● **Consigne 1**
Renvoyez toutes les lignes ci-dessous qui contiennent la chaîne « scrollbar ».

● **Document**
>>>
Vous avez dit littérature ?
Chaque recette de cuisine est reliée à une nouvelle, et dans chaque nouvelle émerge ça et là l’histoire de cette recette telle un indice sur la vie des personnages, une entrée dans leur charme de femmes fait de détails et d’observations délicates. Les lecteurs et lectrices se surprendront probablement à apprécier la poésie des recettes, le rythme des impératifs et les sonorités amusantes des divers ustensiles. L’autrice donne à entendre la petite musique du Cake d’amour que Michel Legrand inventa pour le film de Jacques Demy, Peau d’âne. Les protagonistes du livre seraient au moins aussi belles que Catherine Deneuve. Au fond, la forme questionne l’art, à quels mots peut-on refuser ce qui fait littérature ? Cet art du banal nous apprend à regarder, à lire, à écouter et à sourire. La littérarité du quotidien et de la nécessité des recettes engage le décorum des nouvelles sur la voie de la modestie, modestie et lucidité des femmes, modestie et précarité des ménages. La beauté des mots en version originale tels que « fifla », « gozo » ou « fenkata » sont autant de realia qui enchantent les oreilles curieuses.
<<<
● **Données à traiter**
>>>
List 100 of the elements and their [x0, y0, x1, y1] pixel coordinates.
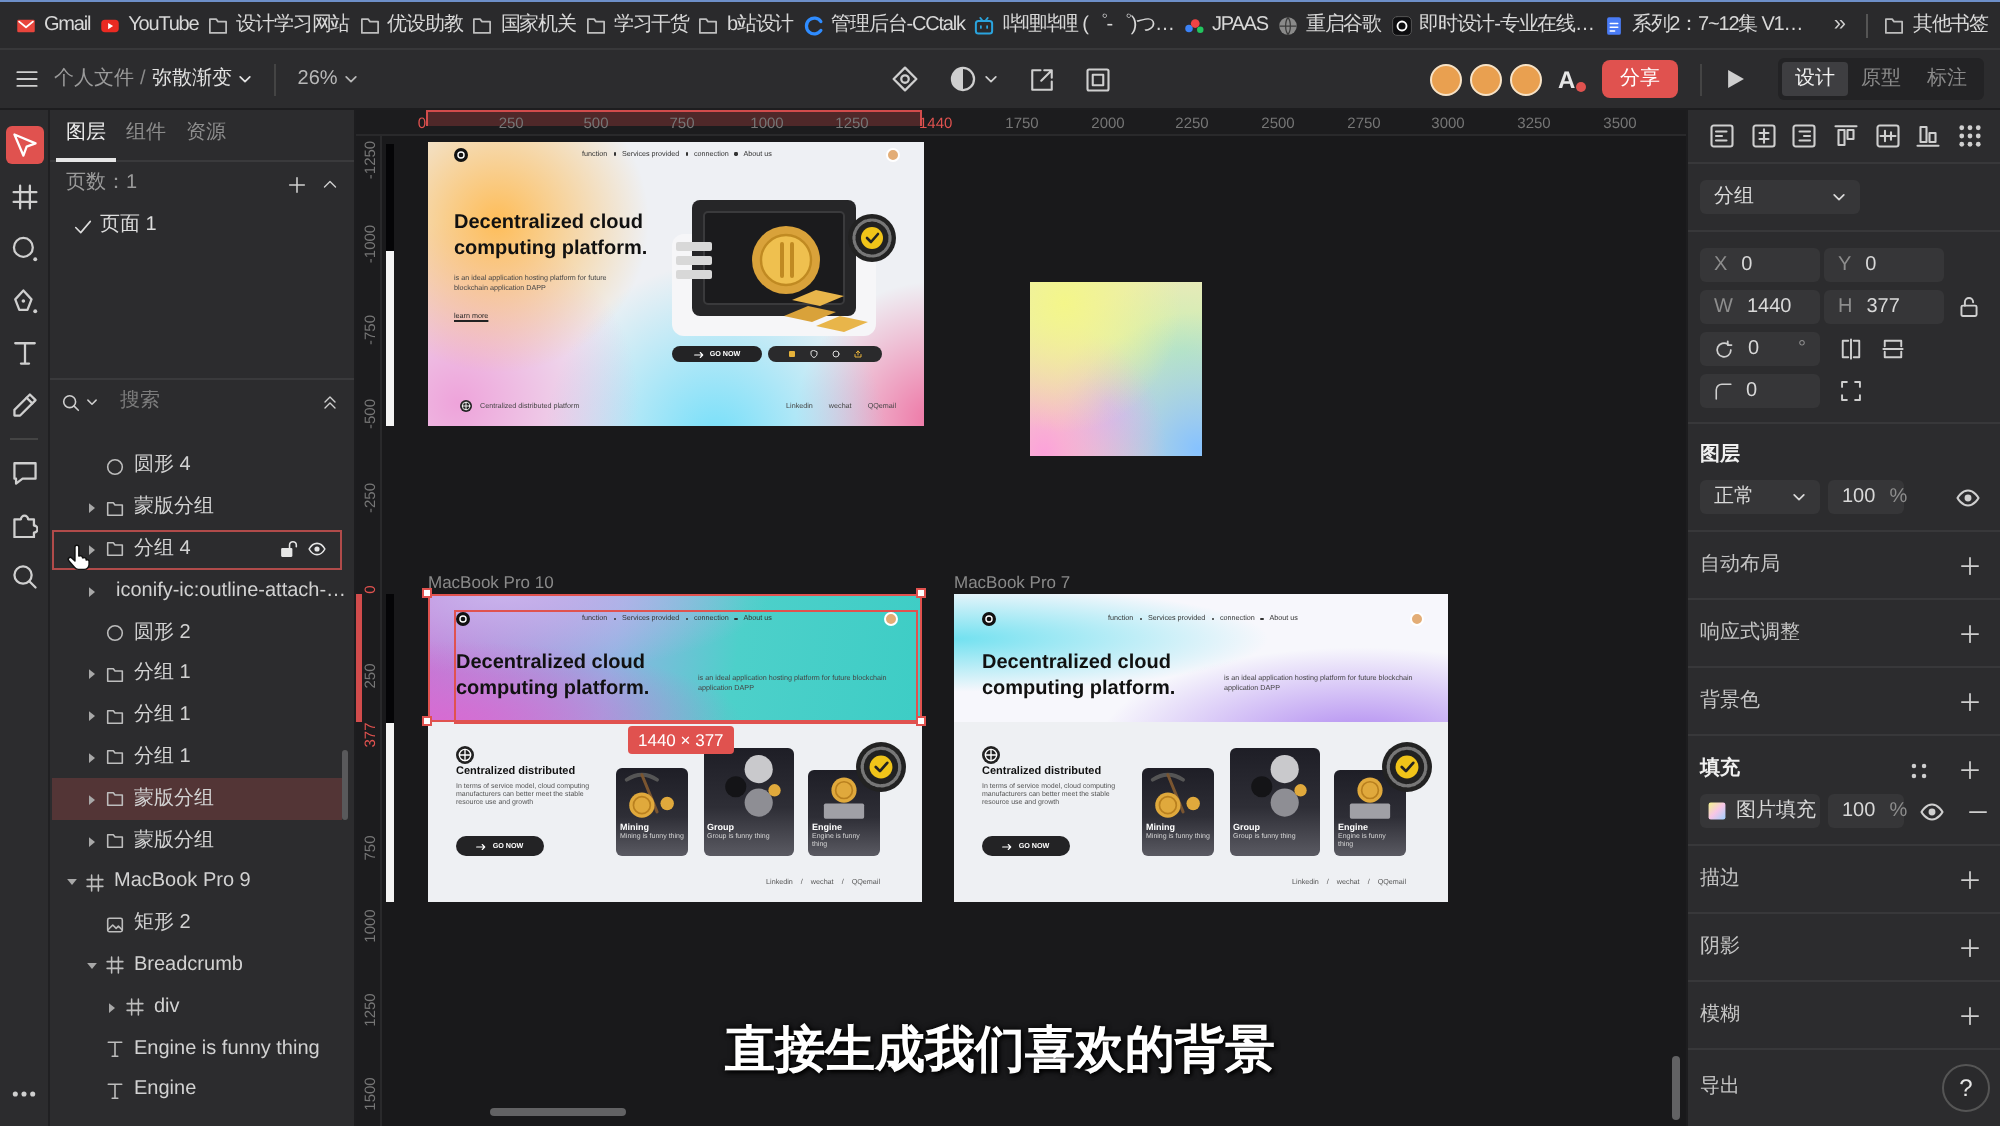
align-center-icon[interactable]	[1751, 124, 1776, 148]
layer-type-dropdown[interactable]: 分组	[1700, 180, 1860, 214]
align-middle-icon[interactable]	[1875, 124, 1900, 148]
align-top-icon[interactable]	[1834, 124, 1859, 148]
caret-icon[interactable]	[86, 585, 98, 598]
plus-icon[interactable]	[1960, 869, 1980, 889]
chevron-up-icon[interactable]	[322, 176, 338, 192]
upload-icon[interactable]	[854, 350, 863, 358]
align-left-icon[interactable]	[1710, 124, 1734, 148]
horizontal-scrollbar[interactable]	[490, 1108, 626, 1116]
bookmark[interactable]: 学习干货	[585, 11, 689, 39]
caret-icon[interactable]	[86, 710, 98, 723]
layer-row[interactable]: iconify-ic:outline-attach-…	[52, 570, 342, 613]
bookmark[interactable]: Gmail	[16, 11, 91, 39]
plus-icon[interactable]	[1960, 555, 1980, 575]
plus-icon[interactable]	[1960, 1005, 1980, 1025]
caret-icon[interactable]	[86, 751, 98, 764]
double-chevron-up-icon[interactable]	[322, 394, 338, 410]
four-dots-icon[interactable]	[1910, 761, 1928, 779]
avatar-icon[interactable]	[1470, 63, 1502, 95]
bookmark[interactable]: 优设助教	[359, 11, 463, 39]
layer-row[interactable]: 分组 1	[52, 653, 342, 696]
resize-handle[interactable]	[422, 588, 432, 598]
diamond-icon[interactable]	[891, 66, 917, 92]
align-bottom-icon[interactable]	[1916, 124, 1941, 148]
layer-row[interactable]: Breadcrumb	[52, 945, 342, 987]
avatar-icon[interactable]	[1510, 63, 1542, 95]
unlock-icon[interactable]	[280, 540, 298, 559]
blend-mode-dropdown[interactable]: 正常	[1700, 480, 1820, 514]
eye-icon[interactable]	[308, 540, 326, 559]
menu-icon[interactable]	[16, 68, 38, 90]
font-button[interactable]: A	[1558, 63, 1586, 95]
bookmark[interactable]: 重启谷歌	[1277, 11, 1382, 39]
artboard-name[interactable]: MacBook Pro 7	[954, 572, 1071, 592]
flip-horizontal-icon[interactable]	[1840, 338, 1862, 360]
bookmark[interactable]: 管理后台-CCtalk	[803, 11, 965, 39]
flip-vertical-icon[interactable]	[1882, 338, 1904, 360]
resize-handle[interactable]	[916, 588, 926, 598]
breadcrumb-link[interactable]: 个人文件	[54, 67, 134, 91]
padlock-icon[interactable]	[1958, 296, 1980, 318]
more-bookmarks-button[interactable]: »	[1827, 11, 1851, 39]
plus-icon[interactable]	[1960, 937, 1980, 957]
layer-row[interactable]: 蒙版分组	[52, 487, 342, 530]
bookmark[interactable]: 系列2：7~12集 V1…	[1603, 11, 1803, 39]
dot-grid-icon[interactable]	[1958, 124, 1983, 148]
resize-handle[interactable]	[916, 716, 926, 726]
layer-row[interactable]: 圆形 2	[52, 612, 342, 654]
width-field[interactable]: W 1440	[1700, 290, 1820, 324]
bookmark[interactable]: YouTube	[100, 11, 199, 39]
artboard-name[interactable]: MacBook Pro 10	[428, 572, 554, 592]
resize-handle[interactable]	[422, 716, 432, 726]
corner-brackets-icon[interactable]	[1840, 380, 1862, 402]
caret-icon[interactable]	[66, 876, 78, 889]
layer-row[interactable]: 分组 1	[52, 737, 342, 779]
eye-icon[interactable]	[1920, 799, 1944, 823]
y-field[interactable]: Y 0	[1824, 248, 1944, 282]
mode-tab[interactable]: 标注	[1914, 62, 1980, 96]
layer-row[interactable]: 蒙版分组	[52, 778, 342, 821]
eye-icon[interactable]	[1956, 485, 1980, 509]
half-circle-icon[interactable]	[949, 66, 975, 92]
shield-icon[interactable]	[809, 350, 818, 358]
layer-row[interactable]: 分组 1	[52, 695, 342, 738]
caret-icon[interactable]	[86, 835, 98, 848]
zoom-menu[interactable]: 26%	[297, 67, 358, 91]
play-icon[interactable]	[1724, 68, 1746, 90]
layer-row[interactable]: Engine	[52, 1069, 342, 1112]
bookmark[interactable]: 设计学习网站	[208, 11, 350, 39]
scrollbar-thumb[interactable]	[342, 750, 348, 820]
layer-row[interactable]: 圆形 4	[52, 446, 342, 488]
align-right-icon[interactable]	[1792, 124, 1817, 148]
mode-tab[interactable]: 设计	[1782, 62, 1848, 96]
caret-icon[interactable]	[86, 543, 98, 556]
panel-tab[interactable]: 组件	[116, 110, 176, 162]
panel-tab[interactable]: 资源	[176, 110, 236, 162]
ring-icon[interactable]	[832, 350, 841, 358]
opacity-field[interactable]: 100 %	[1828, 480, 1904, 514]
layer-row[interactable]: Engine is funny thing	[52, 1028, 342, 1070]
file-name-menu[interactable]: 弥散渐变	[151, 67, 252, 91]
caret-icon[interactable]	[86, 959, 98, 972]
mode-tab[interactable]: 原型	[1848, 62, 1914, 96]
bookmark[interactable]: b站设计	[698, 11, 794, 39]
rotation-field[interactable]: 0 °	[1700, 332, 1820, 366]
corner-radius-field[interactable]: 0	[1700, 374, 1820, 408]
caret-icon[interactable]	[86, 668, 98, 681]
opacity-field[interactable]: 100 %	[1828, 794, 1904, 828]
box-arrow-icon[interactable]	[1029, 67, 1053, 91]
bookmark[interactable]: 国家机关	[472, 11, 576, 39]
caret-icon[interactable]	[86, 502, 98, 515]
plus-icon[interactable]	[288, 175, 306, 193]
x-field[interactable]: X 0	[1700, 248, 1820, 282]
caret-icon[interactable]	[106, 1001, 118, 1014]
square-icon[interactable]	[787, 350, 796, 358]
plus-icon[interactable]	[1960, 623, 1980, 643]
fill-type-field[interactable]: 图片填充	[1700, 794, 1820, 828]
search-icon[interactable]	[62, 393, 80, 411]
search-field[interactable]: 搜索	[120, 390, 280, 414]
select-tool[interactable]	[5, 126, 43, 164]
chevron-down-icon[interactable]	[86, 396, 98, 408]
chevron-down-icon[interactable]	[983, 72, 997, 86]
layer-row[interactable]: 分组 4	[52, 529, 342, 571]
<<<
● **Consigne 2**
Imprimez en entier le texte sur les recettes et les nouvelles ci-dessus, sans en modifier un seul mot.

● **Réponse rédigée 1**
horizontal-scrollbar[interactable]	[490, 1108, 626, 1116]
scrollbar-thumb[interactable]	[342, 750, 348, 820]

● **Réponse rédigée 2**
Vous avez dit littérature ?
Chaque recette de cuisine est reliée à une nouvelle, et dans chaque nouvelle émerge ça et là l’histoire de cette recette telle un indice sur la vie des personnages, une entrée dans leur charme de femmes fait de détails et d’observations délicates. Les lecteurs et lectrices se surprendront probablement à apprécier la poésie des recettes, le rythme des impératifs et les sonorités amusantes des divers ustensiles. L’autrice donne à entendre la petite musique du Cake d’amour que Michel Legrand inventa pour le film de Jacques Demy, Peau d’âne. Les protagonistes du livre seraient au moins aussi belles que Catherine Deneuve. Au fond, la forme questionne l’art, à quels mots peut-on refuser ce qui fait littérature ? Cet art du banal nous apprend à regarder, à lire, à écouter et à sourire. La littérarité du quotidien et de la nécessité des recettes engage le décorum des nouvelles sur la voie de la modestie, modestie et lucidité des femmes, modestie et précarité des ménages. La beauté des mots en version originale tels que « fifla », « gozo » ou « fenkata » sont autant de realia qui enchantent les oreilles curieuses.